(Dataset entries)

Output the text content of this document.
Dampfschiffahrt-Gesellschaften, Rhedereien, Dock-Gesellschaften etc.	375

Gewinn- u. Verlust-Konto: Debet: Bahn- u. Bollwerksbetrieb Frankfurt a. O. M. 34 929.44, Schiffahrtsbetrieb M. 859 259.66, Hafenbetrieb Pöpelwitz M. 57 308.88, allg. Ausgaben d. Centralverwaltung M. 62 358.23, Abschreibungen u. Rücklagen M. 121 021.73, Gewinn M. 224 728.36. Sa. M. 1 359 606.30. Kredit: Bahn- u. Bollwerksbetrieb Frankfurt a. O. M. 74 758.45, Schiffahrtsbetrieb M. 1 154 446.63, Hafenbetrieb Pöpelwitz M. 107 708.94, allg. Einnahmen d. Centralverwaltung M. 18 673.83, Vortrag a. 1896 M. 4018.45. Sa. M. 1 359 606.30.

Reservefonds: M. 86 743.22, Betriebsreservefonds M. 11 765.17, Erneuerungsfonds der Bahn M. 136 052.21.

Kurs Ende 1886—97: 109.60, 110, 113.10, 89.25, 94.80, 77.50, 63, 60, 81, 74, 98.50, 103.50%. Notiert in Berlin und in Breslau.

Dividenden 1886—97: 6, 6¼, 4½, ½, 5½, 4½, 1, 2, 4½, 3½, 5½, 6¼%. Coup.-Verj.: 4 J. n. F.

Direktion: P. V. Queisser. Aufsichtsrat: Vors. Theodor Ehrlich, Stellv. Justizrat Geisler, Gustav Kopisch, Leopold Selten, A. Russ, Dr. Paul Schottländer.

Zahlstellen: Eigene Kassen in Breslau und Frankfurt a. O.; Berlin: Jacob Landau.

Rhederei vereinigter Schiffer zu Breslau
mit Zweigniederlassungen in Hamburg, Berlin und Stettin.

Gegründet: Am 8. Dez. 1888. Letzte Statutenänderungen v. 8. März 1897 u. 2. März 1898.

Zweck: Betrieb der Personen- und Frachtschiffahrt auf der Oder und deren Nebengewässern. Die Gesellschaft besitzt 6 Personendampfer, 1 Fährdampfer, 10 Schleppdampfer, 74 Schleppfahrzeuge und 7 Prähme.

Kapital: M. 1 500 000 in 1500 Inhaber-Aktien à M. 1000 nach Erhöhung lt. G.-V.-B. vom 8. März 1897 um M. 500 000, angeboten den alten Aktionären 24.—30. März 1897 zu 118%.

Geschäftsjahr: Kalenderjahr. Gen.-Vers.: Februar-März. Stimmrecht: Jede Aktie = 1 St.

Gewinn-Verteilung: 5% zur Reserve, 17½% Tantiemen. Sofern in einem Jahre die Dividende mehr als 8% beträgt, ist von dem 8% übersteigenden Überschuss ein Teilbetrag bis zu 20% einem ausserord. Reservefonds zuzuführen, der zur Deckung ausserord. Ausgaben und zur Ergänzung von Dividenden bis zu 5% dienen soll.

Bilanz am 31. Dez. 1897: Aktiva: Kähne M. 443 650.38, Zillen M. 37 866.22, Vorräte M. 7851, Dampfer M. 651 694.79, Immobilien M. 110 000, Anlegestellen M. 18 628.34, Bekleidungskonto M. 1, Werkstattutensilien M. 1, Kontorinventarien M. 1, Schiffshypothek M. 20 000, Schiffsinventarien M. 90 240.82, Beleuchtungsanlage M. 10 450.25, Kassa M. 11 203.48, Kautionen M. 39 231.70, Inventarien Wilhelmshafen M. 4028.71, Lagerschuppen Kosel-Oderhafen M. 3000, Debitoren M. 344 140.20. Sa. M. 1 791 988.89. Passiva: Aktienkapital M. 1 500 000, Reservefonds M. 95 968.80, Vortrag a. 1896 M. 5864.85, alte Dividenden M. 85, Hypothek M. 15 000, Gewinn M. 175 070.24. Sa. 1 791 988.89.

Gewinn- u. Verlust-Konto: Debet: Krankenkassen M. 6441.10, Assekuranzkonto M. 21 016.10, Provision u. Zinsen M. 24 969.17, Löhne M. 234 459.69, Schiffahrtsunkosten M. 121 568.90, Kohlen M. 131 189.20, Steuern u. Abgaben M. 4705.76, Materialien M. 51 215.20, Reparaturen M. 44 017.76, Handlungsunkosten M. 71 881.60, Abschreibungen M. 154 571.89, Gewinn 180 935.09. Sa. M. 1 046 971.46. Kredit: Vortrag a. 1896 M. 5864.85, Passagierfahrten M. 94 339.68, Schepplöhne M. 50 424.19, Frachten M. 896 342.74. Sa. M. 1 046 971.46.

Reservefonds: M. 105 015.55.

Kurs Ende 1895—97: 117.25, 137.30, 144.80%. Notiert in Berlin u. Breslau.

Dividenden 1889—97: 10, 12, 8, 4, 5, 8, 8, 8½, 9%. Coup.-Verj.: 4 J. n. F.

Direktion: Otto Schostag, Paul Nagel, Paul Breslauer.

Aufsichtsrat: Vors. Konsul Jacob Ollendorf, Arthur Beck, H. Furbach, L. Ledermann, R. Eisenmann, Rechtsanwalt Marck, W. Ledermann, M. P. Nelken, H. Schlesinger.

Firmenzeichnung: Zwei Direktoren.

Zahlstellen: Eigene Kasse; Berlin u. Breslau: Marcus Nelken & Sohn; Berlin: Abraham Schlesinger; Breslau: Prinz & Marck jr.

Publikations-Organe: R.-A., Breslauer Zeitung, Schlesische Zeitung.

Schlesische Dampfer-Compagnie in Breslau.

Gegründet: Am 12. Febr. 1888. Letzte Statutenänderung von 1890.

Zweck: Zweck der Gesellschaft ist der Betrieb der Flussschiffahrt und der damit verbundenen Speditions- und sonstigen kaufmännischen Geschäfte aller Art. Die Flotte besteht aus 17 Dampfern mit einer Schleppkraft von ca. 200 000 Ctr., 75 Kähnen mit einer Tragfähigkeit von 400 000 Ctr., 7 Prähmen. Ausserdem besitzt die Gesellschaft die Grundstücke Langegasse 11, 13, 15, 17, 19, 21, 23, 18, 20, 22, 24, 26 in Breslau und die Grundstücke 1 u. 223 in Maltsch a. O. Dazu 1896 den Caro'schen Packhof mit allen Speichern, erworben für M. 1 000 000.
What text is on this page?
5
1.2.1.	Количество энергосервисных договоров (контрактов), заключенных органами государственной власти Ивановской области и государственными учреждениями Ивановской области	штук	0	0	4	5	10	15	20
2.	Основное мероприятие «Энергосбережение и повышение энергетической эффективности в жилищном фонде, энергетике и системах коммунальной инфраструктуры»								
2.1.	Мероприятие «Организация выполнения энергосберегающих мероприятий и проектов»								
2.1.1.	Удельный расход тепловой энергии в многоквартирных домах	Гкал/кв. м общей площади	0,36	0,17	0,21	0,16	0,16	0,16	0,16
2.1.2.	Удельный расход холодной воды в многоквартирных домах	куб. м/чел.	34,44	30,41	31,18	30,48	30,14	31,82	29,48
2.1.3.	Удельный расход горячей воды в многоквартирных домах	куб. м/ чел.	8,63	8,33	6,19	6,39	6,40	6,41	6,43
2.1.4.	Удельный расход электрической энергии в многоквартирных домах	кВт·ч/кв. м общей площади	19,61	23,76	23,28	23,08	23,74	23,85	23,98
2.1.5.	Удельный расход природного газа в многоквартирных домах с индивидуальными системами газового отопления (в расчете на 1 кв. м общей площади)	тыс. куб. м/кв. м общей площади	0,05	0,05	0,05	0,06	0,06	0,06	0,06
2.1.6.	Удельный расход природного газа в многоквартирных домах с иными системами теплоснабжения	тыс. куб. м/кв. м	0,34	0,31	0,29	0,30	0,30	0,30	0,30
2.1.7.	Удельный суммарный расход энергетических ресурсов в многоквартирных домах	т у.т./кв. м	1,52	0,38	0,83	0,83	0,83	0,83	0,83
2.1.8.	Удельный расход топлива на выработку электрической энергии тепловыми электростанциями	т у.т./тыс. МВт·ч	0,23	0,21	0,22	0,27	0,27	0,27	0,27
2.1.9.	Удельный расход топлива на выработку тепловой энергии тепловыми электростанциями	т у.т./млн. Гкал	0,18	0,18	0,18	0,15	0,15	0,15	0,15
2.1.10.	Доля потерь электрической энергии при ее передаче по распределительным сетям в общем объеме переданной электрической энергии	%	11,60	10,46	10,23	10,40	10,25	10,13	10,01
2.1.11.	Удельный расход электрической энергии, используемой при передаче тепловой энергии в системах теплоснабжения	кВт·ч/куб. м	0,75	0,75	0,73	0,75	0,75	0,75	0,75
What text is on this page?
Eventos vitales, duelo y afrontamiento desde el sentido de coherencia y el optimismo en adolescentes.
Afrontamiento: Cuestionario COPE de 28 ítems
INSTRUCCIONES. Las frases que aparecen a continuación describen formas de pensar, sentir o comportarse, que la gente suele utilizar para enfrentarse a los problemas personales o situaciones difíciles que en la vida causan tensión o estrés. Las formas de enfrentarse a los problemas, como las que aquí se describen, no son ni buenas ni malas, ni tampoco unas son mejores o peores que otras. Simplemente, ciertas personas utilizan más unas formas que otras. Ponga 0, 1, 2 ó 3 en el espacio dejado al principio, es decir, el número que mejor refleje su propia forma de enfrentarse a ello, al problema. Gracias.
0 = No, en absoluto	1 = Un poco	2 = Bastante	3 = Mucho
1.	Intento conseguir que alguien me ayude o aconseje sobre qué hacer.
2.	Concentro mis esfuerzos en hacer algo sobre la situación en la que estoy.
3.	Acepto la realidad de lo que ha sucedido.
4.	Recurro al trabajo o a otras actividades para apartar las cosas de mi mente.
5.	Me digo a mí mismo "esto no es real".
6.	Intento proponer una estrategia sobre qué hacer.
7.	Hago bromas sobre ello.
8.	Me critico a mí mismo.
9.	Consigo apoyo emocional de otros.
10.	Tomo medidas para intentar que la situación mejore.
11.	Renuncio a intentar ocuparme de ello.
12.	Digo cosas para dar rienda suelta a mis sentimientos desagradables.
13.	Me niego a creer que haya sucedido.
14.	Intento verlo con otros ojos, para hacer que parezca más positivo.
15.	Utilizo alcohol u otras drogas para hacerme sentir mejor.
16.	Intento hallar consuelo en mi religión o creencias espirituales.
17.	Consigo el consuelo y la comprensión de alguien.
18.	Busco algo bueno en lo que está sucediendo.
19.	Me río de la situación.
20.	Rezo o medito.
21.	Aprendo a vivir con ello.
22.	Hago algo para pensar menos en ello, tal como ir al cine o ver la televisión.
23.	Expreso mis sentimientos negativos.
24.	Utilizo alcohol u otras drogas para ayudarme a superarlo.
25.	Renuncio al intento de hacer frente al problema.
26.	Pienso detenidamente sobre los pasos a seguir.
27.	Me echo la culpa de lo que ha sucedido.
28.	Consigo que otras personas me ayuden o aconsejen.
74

* EXERCISE DETAILS *
Give only the count of lines in the data that include the string "электрической".

* RESULT OF THE TASK *
4